## Written request
Print all of the data exactly.

>> Start

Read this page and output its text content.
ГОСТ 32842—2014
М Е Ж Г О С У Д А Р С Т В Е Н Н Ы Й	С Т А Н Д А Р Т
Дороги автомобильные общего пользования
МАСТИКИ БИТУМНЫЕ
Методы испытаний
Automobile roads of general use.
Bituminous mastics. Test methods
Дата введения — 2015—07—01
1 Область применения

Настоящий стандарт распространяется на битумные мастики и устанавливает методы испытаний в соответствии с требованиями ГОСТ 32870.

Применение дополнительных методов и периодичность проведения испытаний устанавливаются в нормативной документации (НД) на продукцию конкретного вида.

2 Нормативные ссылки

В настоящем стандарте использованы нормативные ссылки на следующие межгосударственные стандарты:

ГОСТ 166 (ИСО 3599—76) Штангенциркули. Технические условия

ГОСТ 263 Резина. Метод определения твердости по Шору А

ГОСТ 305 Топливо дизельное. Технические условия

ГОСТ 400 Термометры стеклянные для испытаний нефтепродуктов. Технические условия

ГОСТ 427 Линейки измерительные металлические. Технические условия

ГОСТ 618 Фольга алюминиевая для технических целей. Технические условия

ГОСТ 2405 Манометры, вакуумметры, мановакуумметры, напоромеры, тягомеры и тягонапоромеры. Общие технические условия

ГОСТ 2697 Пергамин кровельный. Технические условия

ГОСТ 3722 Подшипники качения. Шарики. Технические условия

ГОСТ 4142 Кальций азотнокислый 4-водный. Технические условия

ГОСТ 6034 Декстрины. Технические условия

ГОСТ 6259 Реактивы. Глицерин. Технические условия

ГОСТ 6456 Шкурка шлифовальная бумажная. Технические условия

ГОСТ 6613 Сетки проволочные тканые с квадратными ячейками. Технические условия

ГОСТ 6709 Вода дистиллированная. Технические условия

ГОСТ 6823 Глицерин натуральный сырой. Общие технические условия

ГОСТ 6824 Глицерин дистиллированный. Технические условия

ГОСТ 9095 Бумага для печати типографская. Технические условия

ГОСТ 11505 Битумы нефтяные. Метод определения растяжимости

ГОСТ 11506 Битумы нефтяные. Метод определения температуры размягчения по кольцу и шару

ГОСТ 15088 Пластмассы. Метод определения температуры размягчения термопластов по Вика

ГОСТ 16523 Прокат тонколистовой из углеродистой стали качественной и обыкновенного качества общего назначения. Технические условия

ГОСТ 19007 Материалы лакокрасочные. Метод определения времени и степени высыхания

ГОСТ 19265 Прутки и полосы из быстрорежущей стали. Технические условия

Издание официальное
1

>> End

## Written answer
Read this page and output its text content.
ГОСТ 32842—2014
М Е Ж Г О С У Д А Р С Т В Е Н Н Ы Й	С Т А Н Д А Р Т
Дороги автомобильные общего пользования
МАСТИКИ БИТУМНЫЕ
Методы испытаний
Automobile roads of general use.
Bituminous mastics. Test methods
Дата введения — 2015—07—01
1 Область применения

Настоящий стандарт распространяется на битумные мастики и устанавливает методы испытаний в соответствии с требованиями ГОСТ 32870.

Применение дополнительных методов и периодичность проведения испытаний устанавливаются в нормативной документации (НД) на продукцию конкретного вида.

2 Нормативные ссылки

В настоящем стандарте использованы нормативные ссылки на следующие межгосударственные стандарты:

ГОСТ 166 (ИСО 3599—76) Штангенциркули. Технические условия

ГОСТ 263 Резина. Метод определения твердости по Шору А

ГОСТ 305 Топливо дизельное. Технические условия

ГОСТ 400 Термометры стеклянные для испытаний нефтепродуктов. Технические условия

ГОСТ 427 Линейки измерительные металлические. Технические условия

ГОСТ 618 Фольга алюминиевая для технических целей. Технические условия

ГОСТ 2405 Манометры, вакуумметры, мановакуумметры, напоромеры, тягомеры и тягонапоромеры. Общие технические условия

ГОСТ 2697 Пергамин кровельный. Технические условия

ГОСТ 3722 Подшипники качения. Шарики. Технические условия

ГОСТ 4142 Кальций азотнокислый 4-водный. Технические условия

ГОСТ 6034 Декстрины. Технические условия

ГОСТ 6259 Реактивы. Глицерин. Технические условия

ГОСТ 6456 Шкурка шлифовальная бумажная. Технические условия

ГОСТ 6613 Сетки проволочные тканые с квадратными ячейками. Технические условия

ГОСТ 6709 Вода дистиллированная. Технические условия

ГОСТ 6823 Глицерин натуральный сырой. Общие технические условия

ГОСТ 6824 Глицерин дистиллированный. Технические условия

ГОСТ 9095 Бумага для печати типографская. Технические условия

ГОСТ 11505 Битумы нефтяные. Метод определения растяжимости

ГОСТ 11506 Битумы нефтяные. Метод определения температуры размягчения по кольцу и шару

ГОСТ 15088 Пластмассы. Метод определения температуры размягчения термопластов по Вика

ГОСТ 16523 Прокат тонколистовой из углеродистой стали качественной и обыкновенного качества общего назначения. Технические условия

ГОСТ 19007 Материалы лакокрасочные. Метод определения времени и степени высыхания

ГОСТ 19265 Прутки и полосы из быстрорежущей стали. Технические условия

Издание официальное
1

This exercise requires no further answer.